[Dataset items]
────────────────────

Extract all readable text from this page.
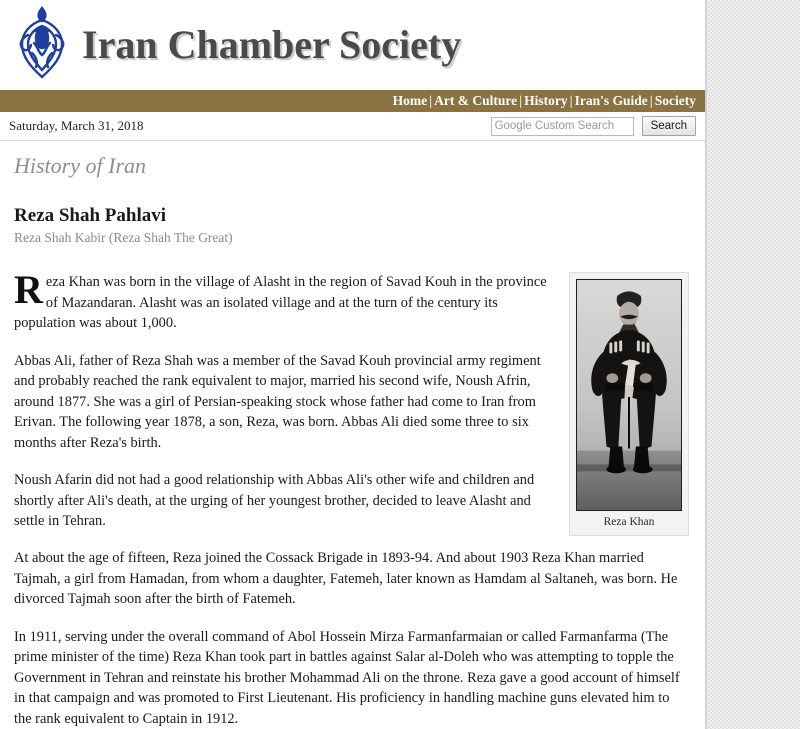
Iran Chamber Society
Home | Art & Culture | History | Iran's Guide | Society
Saturday, March 31, 2018
Google Custom Search	Search
History of Iran
Reza Shah Pahlavi
Reza Shah Kabir (Reza Shah The Great)
Reza Khan

Reza Khan was born in the village of Alasht in the region of Savad Kouh in the province of Mazandaran. Alasht was an isolated village and at the turn of the century its population was about 1,000.

Abbas Ali, father of Reza Shah was a member of the Savad Kouh provincial army regiment and probably reached the rank equivalent to major, married his second wife, Noush Afrin, around 1877. She was a girl of Persian-speaking stock whose father had come to Iran from Erivan. The following year 1878, a son, Reza, was born. Abbas Ali died some three to six months after Reza's birth.

Noush Afarin did not had a good relationship with Abbas Ali's other wife and children and shortly after Ali's death, at the urging of her youngest brother, decided to leave Alasht and settle in Tehran.

At about the age of fifteen, Reza joined the Cossack Brigade in 1893-94. And about 1903 Reza Khan married Tajmah, a girl from Hamadan, from whom a daughter, Fatemeh, later known as Hamdam al Saltaneh, was born. He divorced Tajmah soon after the birth of Fatemeh.

In 1911, serving under the overall command of Abol Hossein Mirza Farmanfarmaian or called Farmanfarma (The prime minister of the time) Reza Khan took part in battles against Salar al-Doleh who was attempting to topple the Government in Tehran and reinstate his brother Mohammad Ali on the throne. Reza gave a good account of himself in that campaign and was promoted to First Lieutenant. His proficiency in handling machine guns elevated him to the rank equivalent to Captain in 1912.
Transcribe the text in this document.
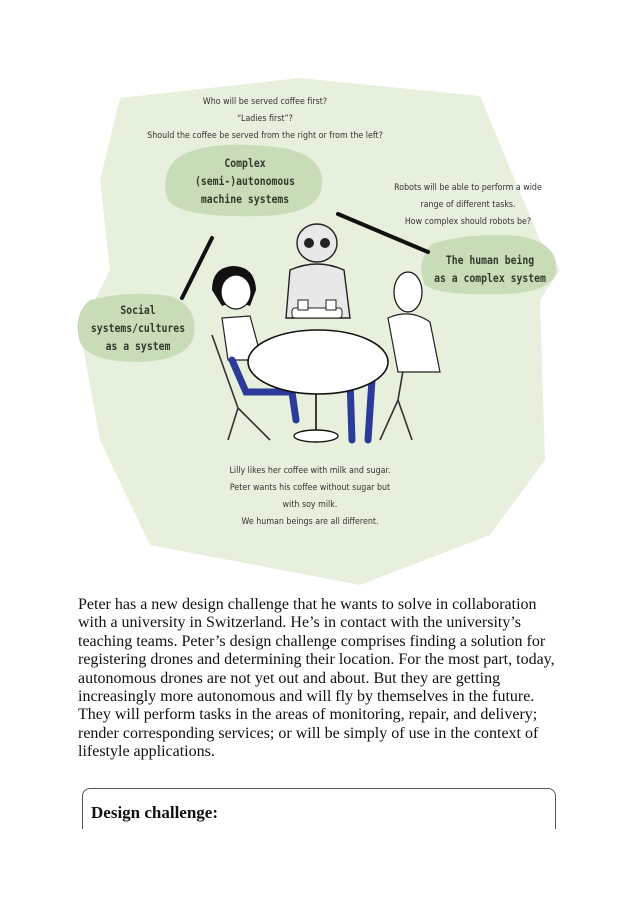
Who will be served coffee first?
“Ladies first”?
Should the coffee be served from the right or from the left?
Complex
(semi-)autonomous
machine systems
Robots will be able to perform a wide
range of different tasks.
How complex should robots be?
The human being
as a complex system
Social
systems/cultures
as a system
Lilly likes her coffee with milk and sugar.
Peter wants his coffee without sugar but
with soy milk.
We human beings are all different.

Peter has a new design challenge that he wants to solve in collaboration with a university in Switzerland. He’s in contact with the university’s teaching teams. Peter’s design challenge comprises finding a solution for registering drones and determining their location. For the most part, today, autonomous drones are not yet out and about. But they are getting increasingly more autonomous and will fly by themselves in the future. They will perform tasks in the areas of monitoring, repair, and delivery; render corresponding services; or will be simply of use in the context of lifestyle applications.

Design challenge:
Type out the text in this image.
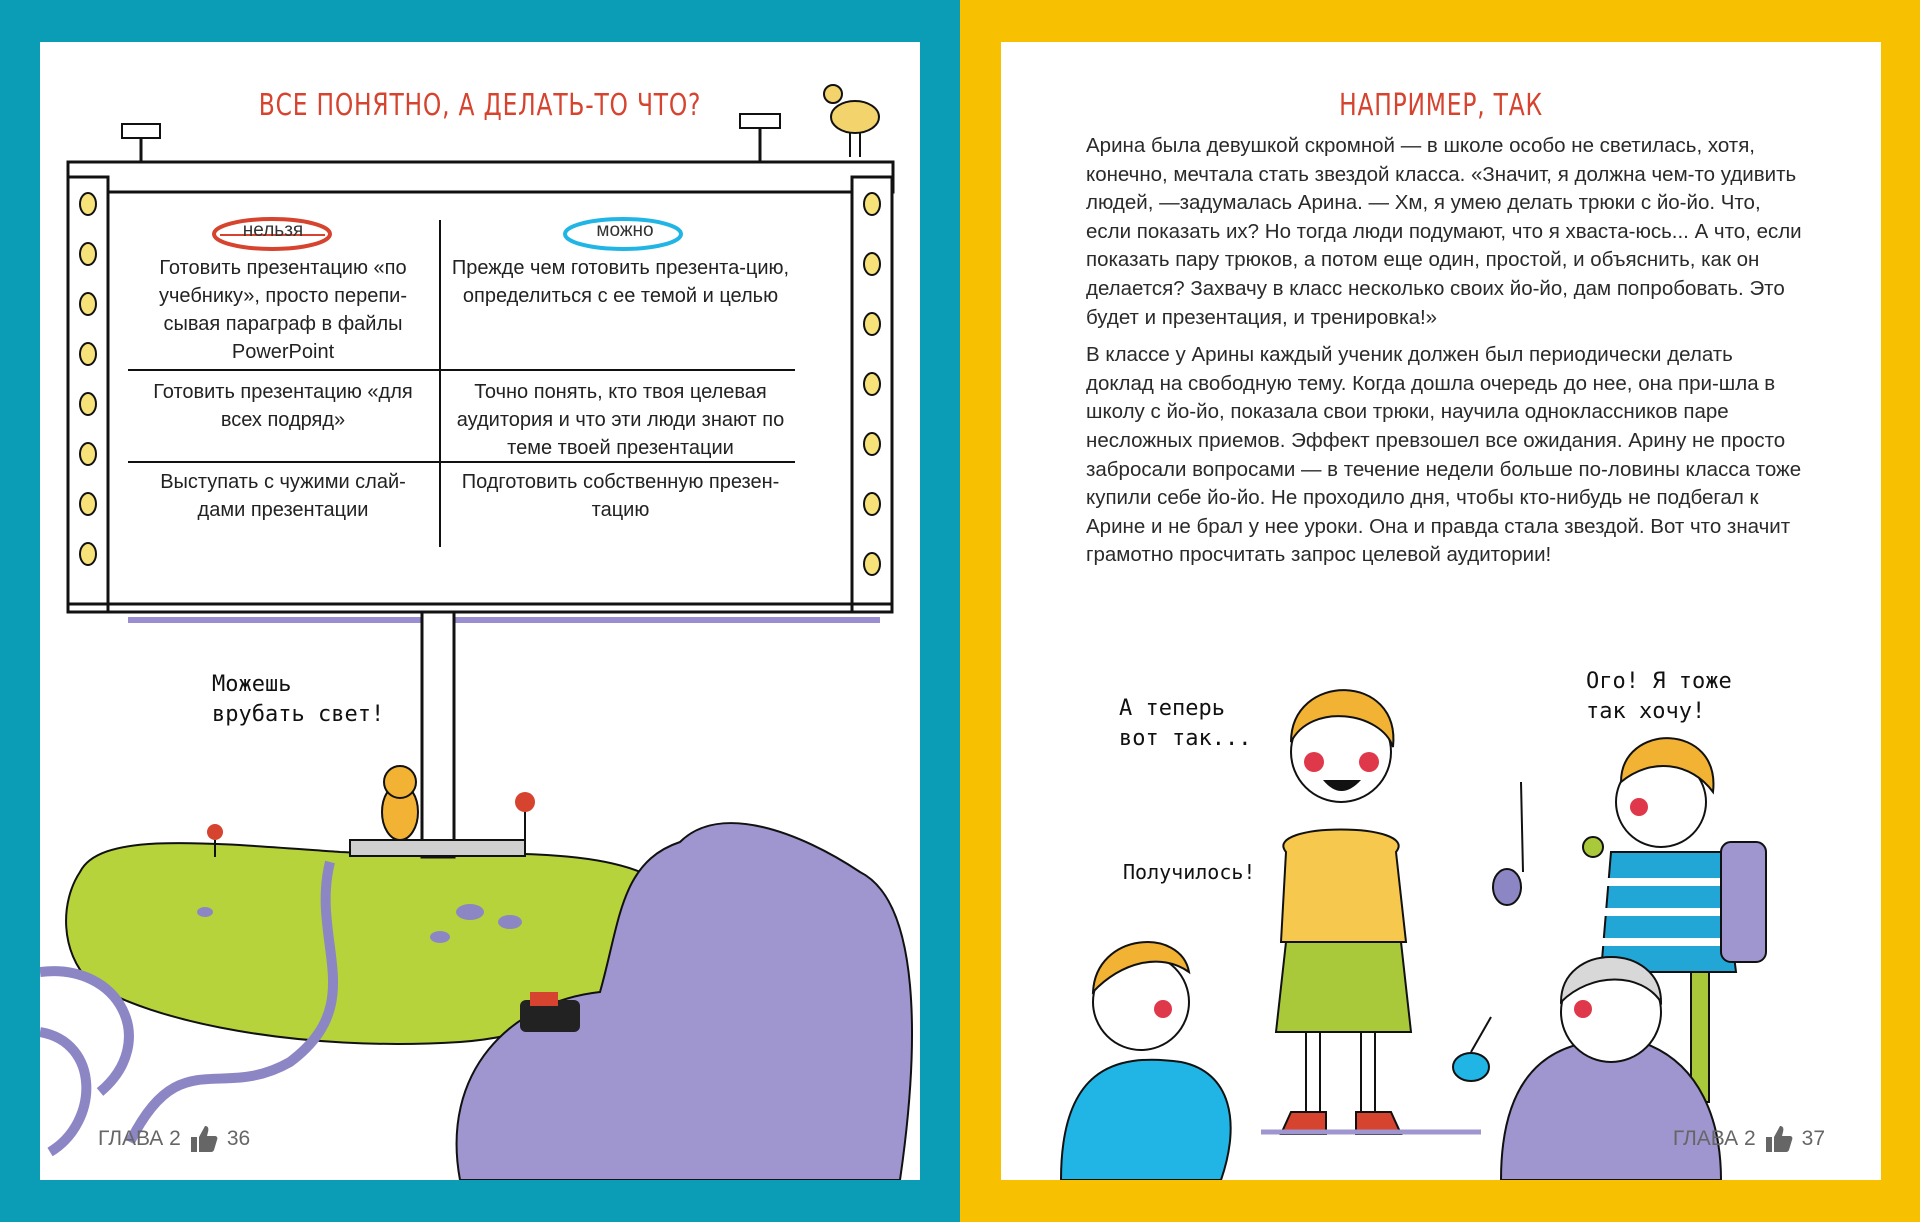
ВСЕ ПОНЯТНО, А ДЕЛАТЬ-ТО ЧТО?
нельзя	можно
Готовить презентацию «по учебнику», просто перепи-сывая параграф в файлы PowerPoint
Прежде чем готовить презента-цию, определиться с ее темой и целью
Готовить презентацию «для всех подряд»
Точно понять, кто твоя целевая аудитория и что эти люди знают по теме твоей презентации
Выступать с чужими слай-дами презентации
Подготовить собственную презен-тацию
Можешь врубать свет!
ГЛАВА 2 36
НАПРИМЕР, ТАК

Арина была девушкой скромной — в школе особо не светилась, хотя, конечно, мечтала стать звездой класса. «Значит, я должна чем-то удивить людей, —задумалась Арина. — Хм, я умею делать трюки с йо-йо. Что, если показать их? Но тогда люди подумают, что я хваста-юсь... А что, если показать пару трюков, а потом еще один, простой, и объяснить, как он делается? Захвачу в класс несколько своих йо-йо, дам попробовать. Это будет и презентация, и тренировка!»

В классе у Арины каждый ученик должен был периодически делать доклад на свободную тему. Когда дошла очередь до нее, она при-шла в школу с йо-йо, показала свои трюки, научила одноклассников паре несложных приемов. Эффект превзошел все ожидания. Арину не просто забросали вопросами — в течение недели больше по-ловины класса тоже купили себе йо-йо. Не проходило дня, чтобы кто-нибудь не подбегал к Арине и не брал у нее уроки. Она и правда стала звездой. Вот что значит грамотно просчитать запрос целевой аудитории!

А теперь вот так...
Ого! Я тоже так хочу!
Получилось!
ГЛАВА 2 37
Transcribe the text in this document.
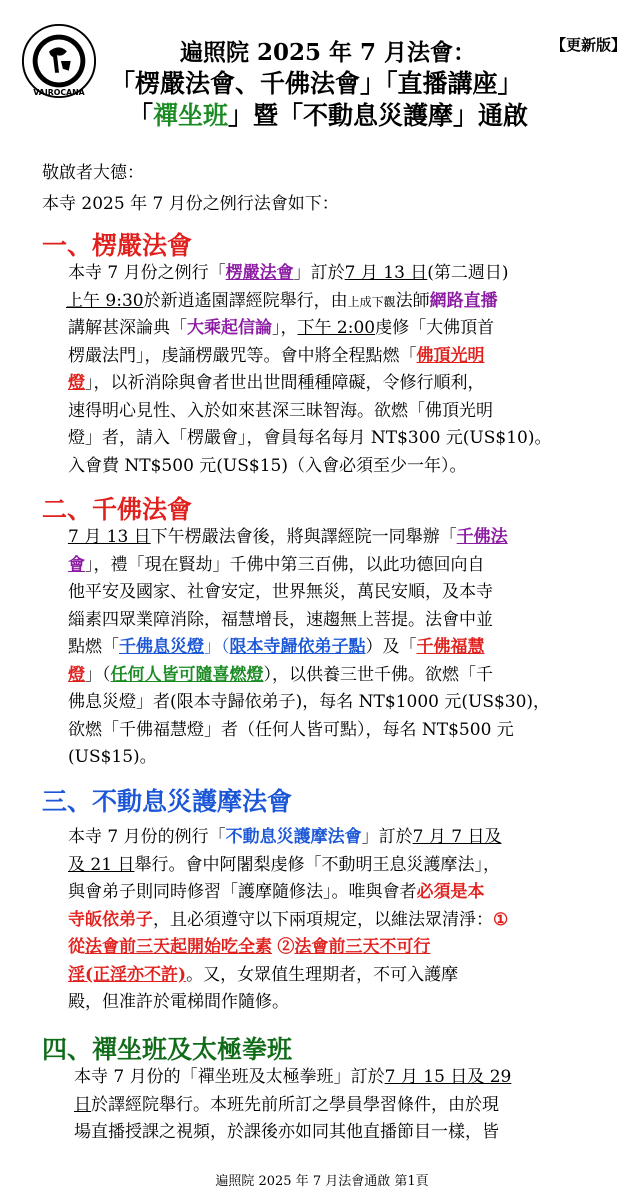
VAIROCANA
遍照院 2025 年 7 月法會：	【更新版】
「楞嚴法會、千佛法會」「直播講座」
「禪坐班」暨「不動息災護摩」通啟
敬啟者大德：
本寺 2025 年 7 月份之例行法會如下：
一、楞嚴法會
本寺 7 月份之例行「楞嚴法會」訂於7 月 13 日(第二週日)
上午 9:30於新逍遙園譯經院舉行，由上成下觀法師網路直播
講解甚深論典「大乘起信論」，下午 2:00虔修「大佛頂首
楞嚴法門」，虔誦楞嚴咒等。會中將全程點燃「佛頂光明
燈」，以祈消除與會者世出世間種種障礙，令修行順利，
速得明心見性、入於如來甚深三昧智海。欲燃「佛頂光明
燈」者，請入「楞嚴會」，會員每名每月 NT$300 元(US$10)。
入會費 NT$500 元(US$15)（入會必須至少一年）。
二、千佛法會
7 月 13 日下午楞嚴法會後，將與譯經院一同舉辦「千佛法
會」，禮「現在賢劫」千佛中第三百佛，以此功德回向自
他平安及國家、社會安定，世界無災，萬民安順，及本寺
緇素四眾業障消除，福慧增長，速趨無上菩提。法會中並
點燃「千佛息災燈」（限本寺歸依弟子點）及「千佛福慧
燈」（任何人皆可隨喜燃燈），以供養三世千佛。欲燃「千
佛息災燈」者(限本寺歸依弟子)，每名 NT$1000 元(US$30)，
欲燃「千佛福慧燈」者（任何人皆可點），每名 NT$500 元
(US$15)。
三、不動息災護摩法會
本寺 7 月份的例行「不動息災護摩法會」訂於7 月 7 日及
及 21 日舉行。會中阿闍梨虔修「不動明王息災護摩法」，
與會弟子則同時修習「護摩隨修法」。唯與會者必須是本
寺皈依弟子，且必須遵守以下兩項規定，以維法眾清淨：①
從法會前三天起開始吃全素 ②法會前三天不可行
淫(正淫亦不許)。又，女眾值生理期者，不可入護摩
殿，但准許於電梯間作隨修。
四、禪坐班及太極拳班
本寺 7 月份的「禪坐班及太極拳班」訂於7 月 15 日及 29
日於譯經院舉行。本班先前所訂之學員學習條件，由於現
場直播授課之視頻，於課後亦如同其他直播節目一樣，皆
遍照院 2025 年 7 月法會通啟 第1頁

────────────────────

EXERCISE DESCRIPTION
Return every line of the preceding records in which the word "this" appears.

EXERCISE RESULT
Extract all readable text from this page.
Transcribe the text in this document.
Type out the text in this image.
Transcribe the text in this document.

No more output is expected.